[Data extracted from a collection]
====

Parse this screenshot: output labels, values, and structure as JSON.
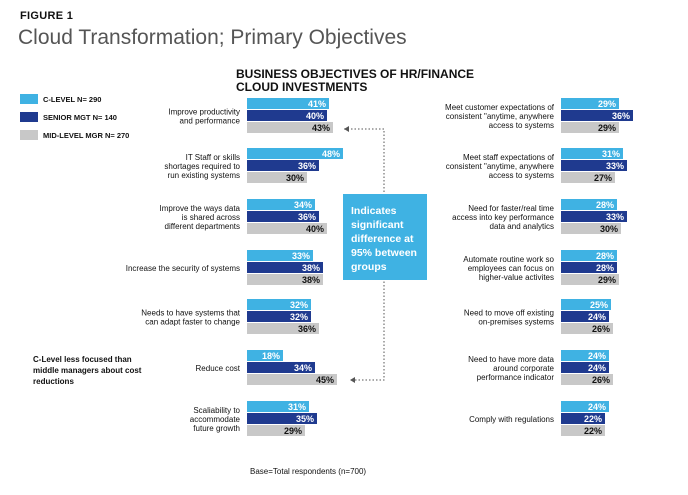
{
  "figure_label": "FIGURE 1",
  "title": "Cloud Transformation; Primary Objectives",
  "note_box": "Indicates significant difference at 95% between groups",
  "side_note": "C-Level less focused than middle managers about cost reductions",
  "base_note": "Base=Total respondents (n=700)",
  "colors": {
    "c_level": "#3fb2e3",
    "senior": "#1f3a8f",
    "mid": "#c8c8c8",
    "label_light": "#111111"
  },
  "chart_data": {
    "type": "bar",
    "title": "BUSINESS OBJECTIVES OF HR/FINANCE CLOUD INVESTMENTS",
    "legend": [
      {
        "name": "C-LEVEL",
        "n": "N= 290"
      },
      {
        "name": "SENIOR MGT",
        "n": "N= 140"
      },
      {
        "name": "MID-LEVEL MGR",
        "n": "N= 270"
      }
    ],
    "series_names": [
      "C-LEVEL",
      "SENIOR MGT",
      "MID-LEVEL MGR"
    ],
    "left_categories": [
      {
        "label": [
          "Improve productivity",
          "and performance"
        ],
        "values": [
          41,
          40,
          43
        ]
      },
      {
        "label": [
          "IT Staff or skills",
          "shortages required to",
          "run existing systems"
        ],
        "values": [
          48,
          36,
          30
        ]
      },
      {
        "label": [
          "Improve the ways data",
          "is shared across",
          "different departments"
        ],
        "values": [
          34,
          36,
          40
        ]
      },
      {
        "label": [
          "Increase the security of systems"
        ],
        "values": [
          33,
          38,
          38
        ]
      },
      {
        "label": [
          "Needs to have systems that",
          "can adapt faster to change"
        ],
        "values": [
          32,
          32,
          36
        ]
      },
      {
        "label": [
          "Reduce cost"
        ],
        "values": [
          18,
          34,
          45
        ]
      },
      {
        "label": [
          "Scaliability to",
          "accommodate",
          "future growth"
        ],
        "values": [
          31,
          35,
          29
        ]
      }
    ],
    "right_categories": [
      {
        "label": [
          "Meet customer expectations of",
          "consistent \"anytime, anywhere",
          "access to systems"
        ],
        "values": [
          29,
          36,
          29
        ]
      },
      {
        "label": [
          "Meet staff expectations of",
          "consistent \"anytime, anywhere",
          "access to systems"
        ],
        "values": [
          31,
          33,
          27
        ]
      },
      {
        "label": [
          "Need for faster/real time",
          "access into key performance",
          "data and analytics"
        ],
        "values": [
          28,
          33,
          30
        ]
      },
      {
        "label": [
          "Automate routine work so",
          "employees can focus on",
          "higher-value activites"
        ],
        "values": [
          28,
          28,
          29
        ]
      },
      {
        "label": [
          "Need to move off existing",
          "on-premises systems"
        ],
        "values": [
          25,
          24,
          26
        ]
      },
      {
        "label": [
          "Need to have more data",
          "around corporate",
          "performance indicator"
        ],
        "values": [
          24,
          24,
          26
        ]
      },
      {
        "label": [
          "Comply with regulations"
        ],
        "values": [
          24,
          22,
          22
        ]
      }
    ],
    "value_suffix": "%"
  }
}
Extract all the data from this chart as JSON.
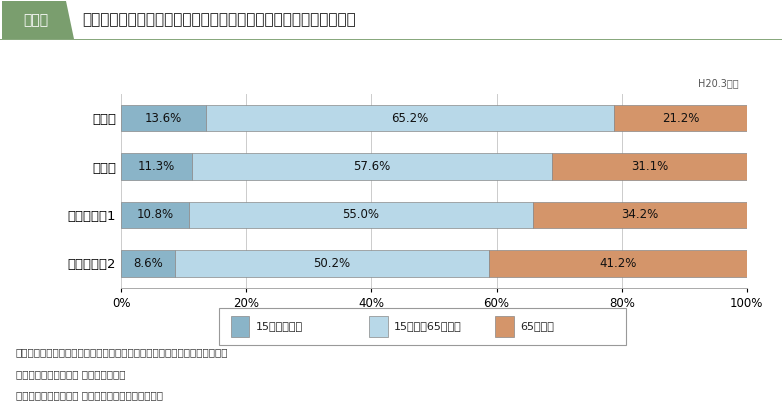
{
  "title": "岩手・宮城内陸地震における孤立発生地区（栗原市内）の高齢化率",
  "title_tag": "図表６",
  "subtitle": "H20.3時点",
  "categories": [
    "宮城県",
    "栗原市",
    "栗駒地区*1",
    "花山地区*2"
  ],
  "categories_display": [
    "宮城県",
    "栗原市",
    "栗駒地区＊1",
    "花山地区＊2"
  ],
  "segment1_values": [
    13.6,
    11.3,
    10.8,
    8.6
  ],
  "segment2_values": [
    65.2,
    57.6,
    55.0,
    50.2
  ],
  "segment3_values": [
    21.2,
    31.1,
    34.2,
    41.2
  ],
  "segment1_color": "#8ab4c8",
  "segment2_color": "#b8d8e8",
  "segment3_color": "#d4956a",
  "segment1_label": "15歳未満人口",
  "segment2_label": "15歳以上65歳未満",
  "segment3_label": "65歳以上",
  "tag_color": "#7a9e6e",
  "tag_line_color": "#7a9e6e",
  "bottom_line_color": "#7a9e6e",
  "footnote1": "出典：宮城県住民基本台帳年報，栗原市住民基本台帳年報を基に内閣府作成",
  "footnote2": "＊１　栗駒地区のうち 耕英集落が孤立",
  "footnote3": "＊２　花山地区のうち 中村集落及び浅布集落が孤立",
  "background_color": "#ffffff",
  "grid_color": "#cccccc"
}
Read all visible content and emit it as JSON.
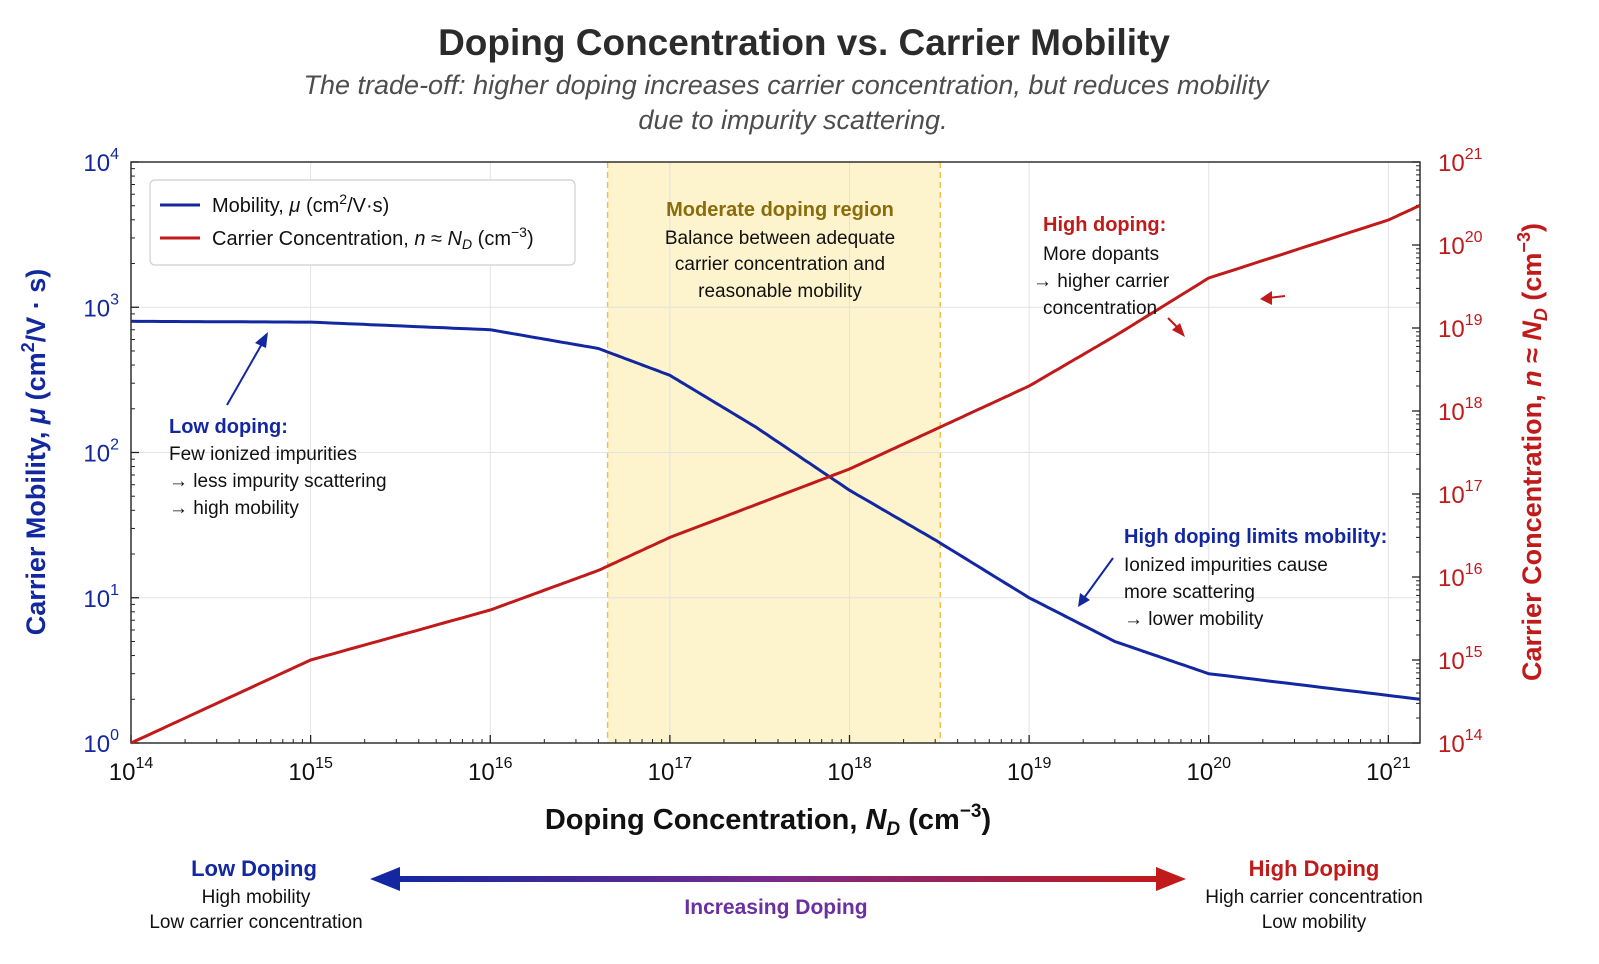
{
  "chart_data": {
    "type": "line",
    "title": "Doping Concentration vs. Carrier Mobility",
    "subtitle": "The trade-off: higher doping increases carrier concentration, but reduces mobility due to impurity scattering.",
    "xlabel": "Doping Concentration, N_D (cm^-3)",
    "ylabel_left": "Carrier Mobility, μ (cm²/V·s)",
    "ylabel_right": "Carrier Concentration, n ≈ N_D (cm^-3)",
    "x_scale": "log",
    "y_scale_left": "log",
    "y_scale_right": "log",
    "xlim": [
      100000000000000.0,
      1.5e+21
    ],
    "ylim_left": [
      1,
      10000
    ],
    "ylim_right": [
      100000000000000.0,
      1e+21
    ],
    "x_ticks": [
      "10^14",
      "10^15",
      "10^16",
      "10^17",
      "10^18",
      "10^19",
      "10^20",
      "10^21"
    ],
    "y_ticks_left": [
      "10^0",
      "10^1",
      "10^2",
      "10^3",
      "10^4"
    ],
    "y_ticks_right": [
      "10^14",
      "10^15",
      "10^16",
      "10^17",
      "10^18",
      "10^19",
      "10^20",
      "10^21"
    ],
    "grid": true,
    "legend_position": "top-left",
    "series": [
      {
        "name": "Mobility, μ (cm²/V·s)",
        "axis": "left",
        "color": "#1328a0",
        "x": [
          100000000000000.0,
          1000000000000000.0,
          1e+16,
          4e+16,
          1e+17,
          3e+17,
          1e+18,
          3e+18,
          1e+19,
          3e+19,
          1e+20,
          1.5e+21
        ],
        "y": [
          800,
          790,
          700,
          520,
          340,
          150,
          55,
          25,
          10,
          5,
          3,
          2
        ]
      },
      {
        "name": "Carrier Concentration, n ≈ N_D (cm⁻³)",
        "axis": "right",
        "color": "#c11a1a",
        "x": [
          100000000000000.0,
          1000000000000000.0,
          1e+16,
          4e+16,
          1e+17,
          1e+18,
          3e+18,
          1e+19,
          3e+19,
          1e+20,
          1e+21,
          1.5e+21
        ],
        "y": [
          100000000000000.0,
          1000000000000000.0,
          4000000000000000.0,
          1.2e+16,
          3e+16,
          2e+17,
          6e+17,
          2e+18,
          8e+18,
          4e+19,
          2e+20,
          3e+20
        ]
      }
    ],
    "shaded_region": {
      "label": "Moderate doping region",
      "x_from": 4.5e+16,
      "x_to": 3.2e+18,
      "color": "#fdf3cc"
    }
  },
  "legend": {
    "mobility_prefix": "Mobility, ",
    "mobility_mu": "μ",
    "mobility_unit_open": " (cm",
    "mobility_unit_exp": "2",
    "mobility_unit_close": "/V·s)",
    "conc_prefix": "Carrier Concentration, ",
    "conc_n": "n",
    "conc_approx": " ≈ ",
    "conc_N": "N",
    "conc_D": "D",
    "conc_unit_open": " (cm",
    "conc_unit_exp": "−3",
    "conc_unit_close": ")"
  },
  "axes": {
    "x_label_prefix": "Doping Concentration, ",
    "x_label_N": "N",
    "x_label_D": "D",
    "x_label_unit_open": " (cm",
    "x_label_unit_exp": "−3",
    "x_label_unit_close": ")",
    "yl_label_prefix": "Carrier Mobility, ",
    "yl_label_mu": "μ",
    "yl_label_unit_open": " (cm",
    "yl_label_unit_exp": "2",
    "yl_label_unit_close": "/V · s)",
    "yr_label_prefix": "Carrier Concentration, ",
    "yr_label_n": "n",
    "yr_label_approx": " ≈ ",
    "yr_label_N": "N",
    "yr_label_D": "D",
    "yr_label_unit_open": " (cm",
    "yr_label_unit_exp": "−3",
    "yr_label_unit_close": ")"
  },
  "annotations": {
    "moderate_title": "Moderate doping region",
    "moderate_line1": "Balance between adequate",
    "moderate_line2": "carrier concentration and",
    "moderate_line3": "reasonable mobility",
    "low_title": "Low doping:",
    "low_line1": "Few ionized impurities",
    "low_line2": "→ less impurity scattering",
    "low_line3": "→ high mobility",
    "high_title": "High doping:",
    "high_line1": "More dopants",
    "high_line2": "→ higher carrier",
    "high_line3": "concentration",
    "limits_title": "High doping limits mobility:",
    "limits_line1": "Ionized impurities cause",
    "limits_line2": "more scattering",
    "limits_line3": "→ lower mobility"
  },
  "bottom": {
    "left_title": "Low Doping",
    "left_line1": "High mobility",
    "left_line2": "Low carrier concentration",
    "center": "Increasing Doping",
    "right_title": "High Doping",
    "right_line1": "High carrier concentration",
    "right_line2": "Low mobility"
  },
  "colors": {
    "mobility": "#1328a0",
    "concentration": "#c11a1a",
    "region_fill": "#fdf3cc",
    "region_border": "#f0c040"
  }
}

====

* SET TASK
Work out how many lines of the data hold the string "impurity". Reply with that number alone.

* EXPECTED ANSWER
2